**** Records shown
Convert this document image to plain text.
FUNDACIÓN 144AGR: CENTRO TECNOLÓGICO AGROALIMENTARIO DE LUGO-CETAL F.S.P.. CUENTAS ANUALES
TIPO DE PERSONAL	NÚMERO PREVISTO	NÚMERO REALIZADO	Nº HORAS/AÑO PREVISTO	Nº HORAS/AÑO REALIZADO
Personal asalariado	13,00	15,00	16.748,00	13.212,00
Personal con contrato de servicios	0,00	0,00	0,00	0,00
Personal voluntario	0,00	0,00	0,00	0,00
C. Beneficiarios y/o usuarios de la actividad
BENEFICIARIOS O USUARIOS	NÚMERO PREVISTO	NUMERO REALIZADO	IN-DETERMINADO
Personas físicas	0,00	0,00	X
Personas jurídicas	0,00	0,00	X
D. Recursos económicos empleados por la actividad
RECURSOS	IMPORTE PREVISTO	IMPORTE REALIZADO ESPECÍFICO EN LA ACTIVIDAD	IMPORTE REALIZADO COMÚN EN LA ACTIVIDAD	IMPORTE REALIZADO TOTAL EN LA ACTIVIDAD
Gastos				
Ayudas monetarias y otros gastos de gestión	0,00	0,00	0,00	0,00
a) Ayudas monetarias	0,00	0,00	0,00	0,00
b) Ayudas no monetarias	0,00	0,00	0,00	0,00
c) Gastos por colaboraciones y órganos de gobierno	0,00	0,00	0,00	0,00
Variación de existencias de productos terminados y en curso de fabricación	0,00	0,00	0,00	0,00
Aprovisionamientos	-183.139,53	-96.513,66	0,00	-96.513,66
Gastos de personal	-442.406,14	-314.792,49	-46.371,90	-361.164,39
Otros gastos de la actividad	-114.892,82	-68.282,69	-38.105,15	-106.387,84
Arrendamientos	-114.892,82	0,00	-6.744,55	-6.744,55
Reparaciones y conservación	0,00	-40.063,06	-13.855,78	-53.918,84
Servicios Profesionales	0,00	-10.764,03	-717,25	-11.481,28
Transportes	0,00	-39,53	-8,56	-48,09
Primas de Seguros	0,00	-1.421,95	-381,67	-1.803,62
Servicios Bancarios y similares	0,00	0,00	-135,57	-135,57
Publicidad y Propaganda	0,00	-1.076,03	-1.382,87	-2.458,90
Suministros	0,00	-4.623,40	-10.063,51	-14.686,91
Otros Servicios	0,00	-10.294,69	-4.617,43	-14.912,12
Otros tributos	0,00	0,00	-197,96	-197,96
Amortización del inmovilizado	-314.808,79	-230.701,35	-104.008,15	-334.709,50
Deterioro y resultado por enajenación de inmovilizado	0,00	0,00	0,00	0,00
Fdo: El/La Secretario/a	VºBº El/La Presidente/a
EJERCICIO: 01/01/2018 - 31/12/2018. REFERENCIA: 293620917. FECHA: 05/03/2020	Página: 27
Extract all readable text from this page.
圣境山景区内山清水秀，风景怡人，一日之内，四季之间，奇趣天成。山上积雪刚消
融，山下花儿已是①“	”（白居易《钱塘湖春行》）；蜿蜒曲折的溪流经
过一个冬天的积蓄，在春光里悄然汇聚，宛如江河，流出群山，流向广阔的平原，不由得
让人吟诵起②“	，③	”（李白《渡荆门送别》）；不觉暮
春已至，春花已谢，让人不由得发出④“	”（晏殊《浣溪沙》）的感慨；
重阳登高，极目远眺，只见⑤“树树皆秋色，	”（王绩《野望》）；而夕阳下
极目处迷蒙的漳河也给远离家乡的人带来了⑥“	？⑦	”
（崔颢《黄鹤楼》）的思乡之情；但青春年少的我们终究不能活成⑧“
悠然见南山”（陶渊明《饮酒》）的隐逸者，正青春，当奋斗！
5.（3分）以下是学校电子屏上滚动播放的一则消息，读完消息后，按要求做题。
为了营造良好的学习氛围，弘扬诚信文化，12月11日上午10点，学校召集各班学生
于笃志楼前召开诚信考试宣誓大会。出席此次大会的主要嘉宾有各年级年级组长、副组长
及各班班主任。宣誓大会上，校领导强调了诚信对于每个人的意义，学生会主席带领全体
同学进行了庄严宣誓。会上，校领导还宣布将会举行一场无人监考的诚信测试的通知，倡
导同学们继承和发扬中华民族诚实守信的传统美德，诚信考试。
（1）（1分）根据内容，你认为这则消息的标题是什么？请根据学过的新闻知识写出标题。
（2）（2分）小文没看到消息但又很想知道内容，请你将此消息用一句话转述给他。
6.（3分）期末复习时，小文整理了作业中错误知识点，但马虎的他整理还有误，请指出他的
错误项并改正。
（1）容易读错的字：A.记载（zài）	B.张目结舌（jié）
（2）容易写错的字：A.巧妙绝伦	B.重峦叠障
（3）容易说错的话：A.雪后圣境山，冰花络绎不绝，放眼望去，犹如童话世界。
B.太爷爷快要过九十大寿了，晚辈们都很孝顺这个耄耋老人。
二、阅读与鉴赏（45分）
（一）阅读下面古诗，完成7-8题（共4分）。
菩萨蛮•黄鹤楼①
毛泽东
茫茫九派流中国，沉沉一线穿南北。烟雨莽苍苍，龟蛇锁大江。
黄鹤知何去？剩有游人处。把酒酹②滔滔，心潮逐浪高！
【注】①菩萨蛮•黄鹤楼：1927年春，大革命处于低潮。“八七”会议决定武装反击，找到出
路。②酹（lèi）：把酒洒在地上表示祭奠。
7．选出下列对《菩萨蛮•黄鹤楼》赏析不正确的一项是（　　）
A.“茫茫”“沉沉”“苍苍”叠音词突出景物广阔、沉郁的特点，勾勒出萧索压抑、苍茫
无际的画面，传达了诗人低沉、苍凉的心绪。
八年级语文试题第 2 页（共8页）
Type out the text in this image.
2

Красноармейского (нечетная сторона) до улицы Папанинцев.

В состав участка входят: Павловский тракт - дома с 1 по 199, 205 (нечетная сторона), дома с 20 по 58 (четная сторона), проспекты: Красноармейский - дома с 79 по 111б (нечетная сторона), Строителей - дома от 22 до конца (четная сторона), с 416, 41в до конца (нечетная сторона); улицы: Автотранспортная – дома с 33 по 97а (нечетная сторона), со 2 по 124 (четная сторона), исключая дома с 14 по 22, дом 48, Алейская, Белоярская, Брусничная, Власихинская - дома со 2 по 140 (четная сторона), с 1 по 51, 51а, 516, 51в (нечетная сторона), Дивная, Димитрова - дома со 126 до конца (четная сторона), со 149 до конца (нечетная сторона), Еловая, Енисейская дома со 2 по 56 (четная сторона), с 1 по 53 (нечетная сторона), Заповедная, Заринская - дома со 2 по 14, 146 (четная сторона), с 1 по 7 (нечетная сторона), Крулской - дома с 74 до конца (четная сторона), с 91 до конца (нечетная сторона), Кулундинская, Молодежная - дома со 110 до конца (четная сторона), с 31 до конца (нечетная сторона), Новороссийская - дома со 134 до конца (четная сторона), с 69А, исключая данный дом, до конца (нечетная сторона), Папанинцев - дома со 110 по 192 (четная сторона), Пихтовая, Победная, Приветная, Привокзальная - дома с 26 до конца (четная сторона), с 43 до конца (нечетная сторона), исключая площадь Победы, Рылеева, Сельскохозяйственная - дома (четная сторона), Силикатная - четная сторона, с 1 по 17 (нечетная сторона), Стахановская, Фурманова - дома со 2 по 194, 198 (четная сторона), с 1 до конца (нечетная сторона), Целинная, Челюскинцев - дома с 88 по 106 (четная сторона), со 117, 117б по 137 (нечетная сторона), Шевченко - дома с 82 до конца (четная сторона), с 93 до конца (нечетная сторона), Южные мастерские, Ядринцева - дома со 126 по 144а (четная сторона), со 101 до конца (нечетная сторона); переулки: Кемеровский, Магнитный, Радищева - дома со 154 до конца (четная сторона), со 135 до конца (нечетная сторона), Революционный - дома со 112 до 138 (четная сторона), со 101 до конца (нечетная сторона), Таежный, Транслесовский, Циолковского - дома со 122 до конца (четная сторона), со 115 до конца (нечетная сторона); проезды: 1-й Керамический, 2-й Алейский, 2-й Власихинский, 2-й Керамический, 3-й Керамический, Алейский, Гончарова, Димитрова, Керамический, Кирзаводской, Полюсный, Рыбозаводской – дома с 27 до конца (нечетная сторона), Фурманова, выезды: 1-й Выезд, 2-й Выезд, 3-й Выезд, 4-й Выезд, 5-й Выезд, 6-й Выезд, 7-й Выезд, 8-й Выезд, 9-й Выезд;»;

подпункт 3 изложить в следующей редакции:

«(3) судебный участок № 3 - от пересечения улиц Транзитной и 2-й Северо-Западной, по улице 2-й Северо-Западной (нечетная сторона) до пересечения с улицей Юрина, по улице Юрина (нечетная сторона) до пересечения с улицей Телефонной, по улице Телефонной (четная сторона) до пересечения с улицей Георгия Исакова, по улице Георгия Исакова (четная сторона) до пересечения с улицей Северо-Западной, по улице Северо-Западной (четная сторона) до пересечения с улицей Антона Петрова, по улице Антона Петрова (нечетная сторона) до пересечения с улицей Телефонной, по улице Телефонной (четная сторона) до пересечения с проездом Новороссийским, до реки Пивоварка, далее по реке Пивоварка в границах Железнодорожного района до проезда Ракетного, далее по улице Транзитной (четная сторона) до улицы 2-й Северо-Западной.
********
Aim of the task: Filter the entries above down to the lines containing the word "image".

The reply:
Convert this document image to plain text.
Type out the text in this image.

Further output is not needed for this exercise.